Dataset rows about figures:
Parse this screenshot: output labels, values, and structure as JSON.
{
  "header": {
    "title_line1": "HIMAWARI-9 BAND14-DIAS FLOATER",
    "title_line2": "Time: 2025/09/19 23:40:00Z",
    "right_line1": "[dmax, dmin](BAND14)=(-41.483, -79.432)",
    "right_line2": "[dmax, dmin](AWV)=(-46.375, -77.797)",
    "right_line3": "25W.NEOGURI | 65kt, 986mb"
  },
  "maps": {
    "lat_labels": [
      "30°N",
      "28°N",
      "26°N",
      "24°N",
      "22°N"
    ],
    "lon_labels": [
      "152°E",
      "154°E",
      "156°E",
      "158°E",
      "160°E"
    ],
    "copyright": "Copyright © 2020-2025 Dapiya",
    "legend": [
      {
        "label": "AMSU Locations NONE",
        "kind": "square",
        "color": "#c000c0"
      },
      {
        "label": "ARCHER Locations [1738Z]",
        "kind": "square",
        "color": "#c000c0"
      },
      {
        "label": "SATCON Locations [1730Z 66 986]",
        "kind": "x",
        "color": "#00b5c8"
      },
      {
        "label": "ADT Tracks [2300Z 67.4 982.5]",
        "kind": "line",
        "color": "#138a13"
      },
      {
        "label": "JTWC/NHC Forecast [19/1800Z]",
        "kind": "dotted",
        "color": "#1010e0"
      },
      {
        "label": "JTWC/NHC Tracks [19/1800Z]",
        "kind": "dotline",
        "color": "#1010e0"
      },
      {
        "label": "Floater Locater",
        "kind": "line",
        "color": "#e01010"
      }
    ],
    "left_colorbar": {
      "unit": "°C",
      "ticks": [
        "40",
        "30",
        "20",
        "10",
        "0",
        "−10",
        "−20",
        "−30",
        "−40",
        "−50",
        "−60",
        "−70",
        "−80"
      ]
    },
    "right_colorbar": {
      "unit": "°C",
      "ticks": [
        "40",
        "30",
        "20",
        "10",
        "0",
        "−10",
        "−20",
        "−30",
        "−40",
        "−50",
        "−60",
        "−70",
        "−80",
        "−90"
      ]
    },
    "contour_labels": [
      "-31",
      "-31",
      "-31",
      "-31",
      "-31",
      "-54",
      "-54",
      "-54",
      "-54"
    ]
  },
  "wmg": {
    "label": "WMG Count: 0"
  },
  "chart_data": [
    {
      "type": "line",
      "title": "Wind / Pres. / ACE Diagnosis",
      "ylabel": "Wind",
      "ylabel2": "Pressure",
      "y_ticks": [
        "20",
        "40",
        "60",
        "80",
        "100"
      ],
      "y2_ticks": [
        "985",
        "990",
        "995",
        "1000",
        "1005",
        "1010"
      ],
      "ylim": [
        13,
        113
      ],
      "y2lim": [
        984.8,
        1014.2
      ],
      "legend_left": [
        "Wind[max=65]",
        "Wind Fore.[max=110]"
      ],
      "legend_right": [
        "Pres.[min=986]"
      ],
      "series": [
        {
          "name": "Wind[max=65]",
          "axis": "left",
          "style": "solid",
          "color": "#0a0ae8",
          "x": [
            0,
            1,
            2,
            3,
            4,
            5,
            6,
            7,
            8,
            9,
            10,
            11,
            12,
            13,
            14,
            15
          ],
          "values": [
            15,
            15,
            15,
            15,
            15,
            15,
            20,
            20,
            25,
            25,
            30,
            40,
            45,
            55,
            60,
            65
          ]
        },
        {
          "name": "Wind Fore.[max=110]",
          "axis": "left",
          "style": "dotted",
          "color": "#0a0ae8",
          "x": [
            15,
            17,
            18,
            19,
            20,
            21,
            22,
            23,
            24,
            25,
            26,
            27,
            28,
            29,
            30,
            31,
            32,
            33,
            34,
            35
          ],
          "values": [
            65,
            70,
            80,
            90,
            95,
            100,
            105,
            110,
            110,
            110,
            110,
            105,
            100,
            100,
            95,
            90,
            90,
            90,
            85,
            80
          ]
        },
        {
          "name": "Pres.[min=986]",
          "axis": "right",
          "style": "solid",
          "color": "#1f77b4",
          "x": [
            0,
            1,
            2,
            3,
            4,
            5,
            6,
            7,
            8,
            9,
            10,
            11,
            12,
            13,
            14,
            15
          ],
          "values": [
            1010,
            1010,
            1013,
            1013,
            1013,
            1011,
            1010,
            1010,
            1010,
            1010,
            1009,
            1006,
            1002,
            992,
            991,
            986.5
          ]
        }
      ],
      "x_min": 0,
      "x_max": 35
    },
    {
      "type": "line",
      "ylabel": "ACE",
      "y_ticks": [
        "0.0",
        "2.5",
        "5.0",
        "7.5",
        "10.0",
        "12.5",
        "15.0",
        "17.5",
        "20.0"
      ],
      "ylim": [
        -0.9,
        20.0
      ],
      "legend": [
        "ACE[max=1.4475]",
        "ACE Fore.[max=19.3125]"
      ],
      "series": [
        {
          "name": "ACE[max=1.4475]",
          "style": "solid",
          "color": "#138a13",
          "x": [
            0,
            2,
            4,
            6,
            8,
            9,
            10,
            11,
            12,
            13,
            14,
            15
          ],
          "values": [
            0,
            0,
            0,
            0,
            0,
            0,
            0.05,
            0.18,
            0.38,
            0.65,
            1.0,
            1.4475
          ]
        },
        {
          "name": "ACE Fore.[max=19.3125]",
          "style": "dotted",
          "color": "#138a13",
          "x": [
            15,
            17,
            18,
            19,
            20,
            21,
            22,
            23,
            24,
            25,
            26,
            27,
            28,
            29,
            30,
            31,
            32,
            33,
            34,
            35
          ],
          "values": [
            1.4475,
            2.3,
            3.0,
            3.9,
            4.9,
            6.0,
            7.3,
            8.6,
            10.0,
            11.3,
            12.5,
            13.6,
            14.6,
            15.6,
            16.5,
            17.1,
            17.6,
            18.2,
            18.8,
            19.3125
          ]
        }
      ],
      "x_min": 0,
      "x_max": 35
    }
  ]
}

Goal -> Pick out each line containing the string "Locations" and copy it.

Answer for the task ->
        "label": "AMSU Locations NONE",
        "label": "ARCHER Locations [1738Z]",
        "label": "SATCON Locations [1730Z 66 986]",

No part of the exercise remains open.